**What you have to do:**
Transcribe each entry below exactly. Pictures do not go in the copy.

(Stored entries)
════════════════

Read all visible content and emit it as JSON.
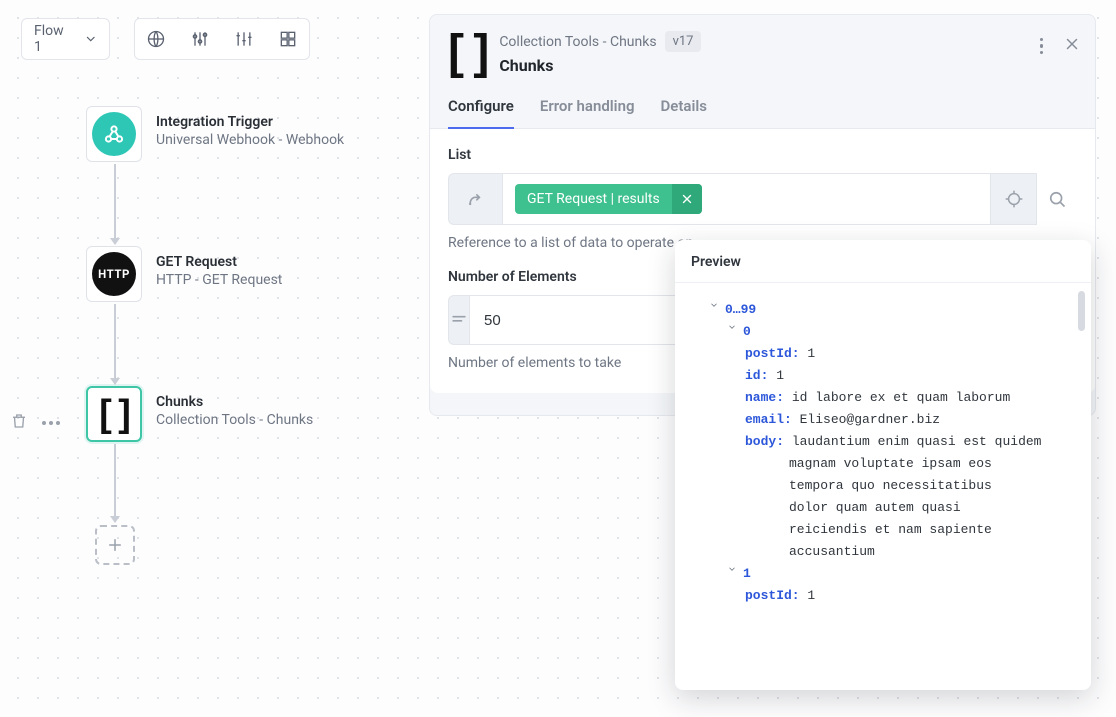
{
  "toolbar": {
    "flow_label": "Flow 1"
  },
  "nodes": {
    "trigger": {
      "title": "Integration Trigger",
      "subtitle": "Universal Webhook - Webhook"
    },
    "get": {
      "title": "GET Request",
      "subtitle": "HTTP - GET Request",
      "badge": "HTTP"
    },
    "chunks": {
      "title": "Chunks",
      "subtitle": "Collection Tools - Chunks"
    }
  },
  "panel": {
    "supertitle": "Collection Tools - Chunks",
    "version": "v17",
    "title": "Chunks",
    "tabs": {
      "configure": "Configure",
      "error": "Error handling",
      "details": "Details"
    },
    "list": {
      "label": "List",
      "chip": "GET Request | results",
      "help": "Reference to a list of data to operate on"
    },
    "num": {
      "label": "Number of Elements",
      "value": "50",
      "help": "Number of elements to take"
    }
  },
  "preview": {
    "title": "Preview",
    "range": "0…99",
    "entries": [
      {
        "idx": "0",
        "postId": "1",
        "id": "1",
        "name": "id labore ex et quam laborum",
        "email": "Eliseo@gardner.biz",
        "body_lines": [
          "laudantium enim quasi est quidem",
          "magnam voluptate ipsam eos",
          "tempora quo necessitatibus",
          "dolor quam autem quasi",
          "reiciendis et nam sapiente",
          "accusantium"
        ]
      },
      {
        "idx": "1",
        "postId": "1"
      }
    ],
    "keys": {
      "postId": "postId:",
      "id": "id:",
      "name": "name:",
      "email": "email:",
      "body": "body:"
    }
  }
}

════════════════

**Result for this task:**
Read all visible content and emit it as JSON.
{
  "toolbar": {
    "flow_label": "Flow 1"
  },
  "nodes": {
    "trigger": {
      "title": "Integration Trigger",
      "subtitle": "Universal Webhook - Webhook"
    },
    "get": {
      "title": "GET Request",
      "subtitle": "HTTP - GET Request",
      "badge": "HTTP"
    },
    "chunks": {
      "title": "Chunks",
      "subtitle": "Collection Tools - Chunks"
    }
  },
  "panel": {
    "supertitle": "Collection Tools - Chunks",
    "version": "v17",
    "title": "Chunks",
    "tabs": {
      "configure": "Configure",
      "error": "Error handling",
      "details": "Details"
    },
    "list": {
      "label": "List",
      "chip": "GET Request | results",
      "help": "Reference to a list of data to operate on"
    },
    "num": {
      "label": "Number of Elements",
      "value": "50",
      "help": "Number of elements to take"
    }
  },
  "preview": {
    "title": "Preview",
    "range": "0…99",
    "entries": [
      {
        "idx": "0",
        "postId": "1",
        "id": "1",
        "name": "id labore ex et quam laborum",
        "email": "Eliseo@gardner.biz",
        "body_lines": [
          "laudantium enim quasi est quidem",
          "magnam voluptate ipsam eos",
          "tempora quo necessitatibus",
          "dolor quam autem quasi",
          "reiciendis et nam sapiente",
          "accusantium"
        ]
      },
      {
        "idx": "1",
        "postId": "1"
      }
    ],
    "keys": {
      "postId": "postId:",
      "id": "id:",
      "name": "name:",
      "email": "email:",
      "body": "body:"
    }
  }
}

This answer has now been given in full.